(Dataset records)
▼▼▼
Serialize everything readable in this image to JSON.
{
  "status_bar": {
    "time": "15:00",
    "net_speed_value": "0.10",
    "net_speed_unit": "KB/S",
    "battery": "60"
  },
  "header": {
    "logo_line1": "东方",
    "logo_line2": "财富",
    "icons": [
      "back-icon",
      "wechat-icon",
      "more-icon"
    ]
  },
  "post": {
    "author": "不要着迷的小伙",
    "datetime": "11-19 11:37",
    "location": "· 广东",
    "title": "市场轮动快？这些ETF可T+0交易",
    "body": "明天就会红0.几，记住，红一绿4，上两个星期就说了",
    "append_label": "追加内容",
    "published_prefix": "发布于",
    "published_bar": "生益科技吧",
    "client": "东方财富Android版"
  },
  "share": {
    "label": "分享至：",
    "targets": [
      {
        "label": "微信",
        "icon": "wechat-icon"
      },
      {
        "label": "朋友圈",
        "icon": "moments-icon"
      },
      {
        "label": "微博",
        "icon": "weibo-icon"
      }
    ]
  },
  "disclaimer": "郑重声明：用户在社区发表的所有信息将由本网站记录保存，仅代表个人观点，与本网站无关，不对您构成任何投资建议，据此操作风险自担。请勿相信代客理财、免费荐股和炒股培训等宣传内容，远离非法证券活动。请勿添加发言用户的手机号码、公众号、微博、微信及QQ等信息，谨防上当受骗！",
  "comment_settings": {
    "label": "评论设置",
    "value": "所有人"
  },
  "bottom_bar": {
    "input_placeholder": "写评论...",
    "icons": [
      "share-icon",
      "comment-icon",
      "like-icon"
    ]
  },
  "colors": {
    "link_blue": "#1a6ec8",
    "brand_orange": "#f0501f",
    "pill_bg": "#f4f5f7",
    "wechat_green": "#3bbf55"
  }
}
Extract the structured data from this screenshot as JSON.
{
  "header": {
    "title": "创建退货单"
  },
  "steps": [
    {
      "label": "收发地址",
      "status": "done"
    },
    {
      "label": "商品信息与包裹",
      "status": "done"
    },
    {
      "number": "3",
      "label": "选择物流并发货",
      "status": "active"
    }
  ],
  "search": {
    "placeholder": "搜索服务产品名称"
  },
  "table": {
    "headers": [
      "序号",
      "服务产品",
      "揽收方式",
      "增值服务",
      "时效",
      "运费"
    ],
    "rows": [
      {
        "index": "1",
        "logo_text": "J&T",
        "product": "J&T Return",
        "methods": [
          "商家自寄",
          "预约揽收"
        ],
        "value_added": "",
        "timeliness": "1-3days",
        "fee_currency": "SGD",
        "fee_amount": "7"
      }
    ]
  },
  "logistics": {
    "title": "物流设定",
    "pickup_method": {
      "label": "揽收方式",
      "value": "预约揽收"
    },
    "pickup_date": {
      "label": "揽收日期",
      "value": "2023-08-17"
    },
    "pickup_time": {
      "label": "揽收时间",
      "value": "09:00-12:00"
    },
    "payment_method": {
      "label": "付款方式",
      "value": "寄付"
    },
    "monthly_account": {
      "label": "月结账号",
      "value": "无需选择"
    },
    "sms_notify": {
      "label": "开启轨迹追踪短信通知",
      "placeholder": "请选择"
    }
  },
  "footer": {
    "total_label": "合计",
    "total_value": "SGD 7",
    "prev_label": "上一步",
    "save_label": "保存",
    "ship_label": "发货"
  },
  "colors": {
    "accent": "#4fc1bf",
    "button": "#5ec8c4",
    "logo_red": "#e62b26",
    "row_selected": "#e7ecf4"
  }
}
▲▲▲
Take the lines above and retype all of them exactly.

Serialize everything readable in this image to JSON.
{
  "status_bar": {
    "time": "15:00",
    "net_speed_value": "0.10",
    "net_speed_unit": "KB/S",
    "battery": "60"
  },
  "header": {
    "logo_line1": "东方",
    "logo_line2": "财富",
    "icons": [
      "back-icon",
      "wechat-icon",
      "more-icon"
    ]
  },
  "post": {
    "author": "不要着迷的小伙",
    "datetime": "11-19 11:37",
    "location": "· 广东",
    "title": "市场轮动快？这些ETF可T+0交易",
    "body": "明天就会红0.几，记住，红一绿4，上两个星期就说了",
    "append_label": "追加内容",
    "published_prefix": "发布于",
    "published_bar": "生益科技吧",
    "client": "东方财富Android版"
  },
  "share": {
    "label": "分享至：",
    "targets": [
      {
        "label": "微信",
        "icon": "wechat-icon"
      },
      {
        "label": "朋友圈",
        "icon": "moments-icon"
      },
      {
        "label": "微博",
        "icon": "weibo-icon"
      }
    ]
  },
  "disclaimer": "郑重声明：用户在社区发表的所有信息将由本网站记录保存，仅代表个人观点，与本网站无关，不对您构成任何投资建议，据此操作风险自担。请勿相信代客理财、免费荐股和炒股培训等宣传内容，远离非法证券活动。请勿添加发言用户的手机号码、公众号、微博、微信及QQ等信息，谨防上当受骗！",
  "comment_settings": {
    "label": "评论设置",
    "value": "所有人"
  },
  "bottom_bar": {
    "input_placeholder": "写评论...",
    "icons": [
      "share-icon",
      "comment-icon",
      "like-icon"
    ]
  },
  "colors": {
    "link_blue": "#1a6ec8",
    "brand_orange": "#f0501f",
    "pill_bg": "#f4f5f7",
    "wechat_green": "#3bbf55"
  }
}
Extract the structured data from this screenshot as JSON.
{
  "header": {
    "title": "创建退货单"
  },
  "steps": [
    {
      "label": "收发地址",
      "status": "done"
    },
    {
      "label": "商品信息与包裹",
      "status": "done"
    },
    {
      "number": "3",
      "label": "选择物流并发货",
      "status": "active"
    }
  ],
  "search": {
    "placeholder": "搜索服务产品名称"
  },
  "table": {
    "headers": [
      "序号",
      "服务产品",
      "揽收方式",
      "增值服务",
      "时效",
      "运费"
    ],
    "rows": [
      {
        "index": "1",
        "logo_text": "J&T",
        "product": "J&T Return",
        "methods": [
          "商家自寄",
          "预约揽收"
        ],
        "value_added": "",
        "timeliness": "1-3days",
        "fee_currency": "SGD",
        "fee_amount": "7"
      }
    ]
  },
  "logistics": {
    "title": "物流设定",
    "pickup_method": {
      "label": "揽收方式",
      "value": "预约揽收"
    },
    "pickup_date": {
      "label": "揽收日期",
      "value": "2023-08-17"
    },
    "pickup_time": {
      "label": "揽收时间",
      "value": "09:00-12:00"
    },
    "payment_method": {
      "label": "付款方式",
      "value": "寄付"
    },
    "monthly_account": {
      "label": "月结账号",
      "value": "无需选择"
    },
    "sms_notify": {
      "label": "开启轨迹追踪短信通知",
      "placeholder": "请选择"
    }
  },
  "footer": {
    "total_label": "合计",
    "total_value": "SGD 7",
    "prev_label": "上一步",
    "save_label": "保存",
    "ship_label": "发货"
  },
  "colors": {
    "accent": "#4fc1bf",
    "button": "#5ec8c4",
    "logo_red": "#e62b26",
    "row_selected": "#e7ecf4"
  }
}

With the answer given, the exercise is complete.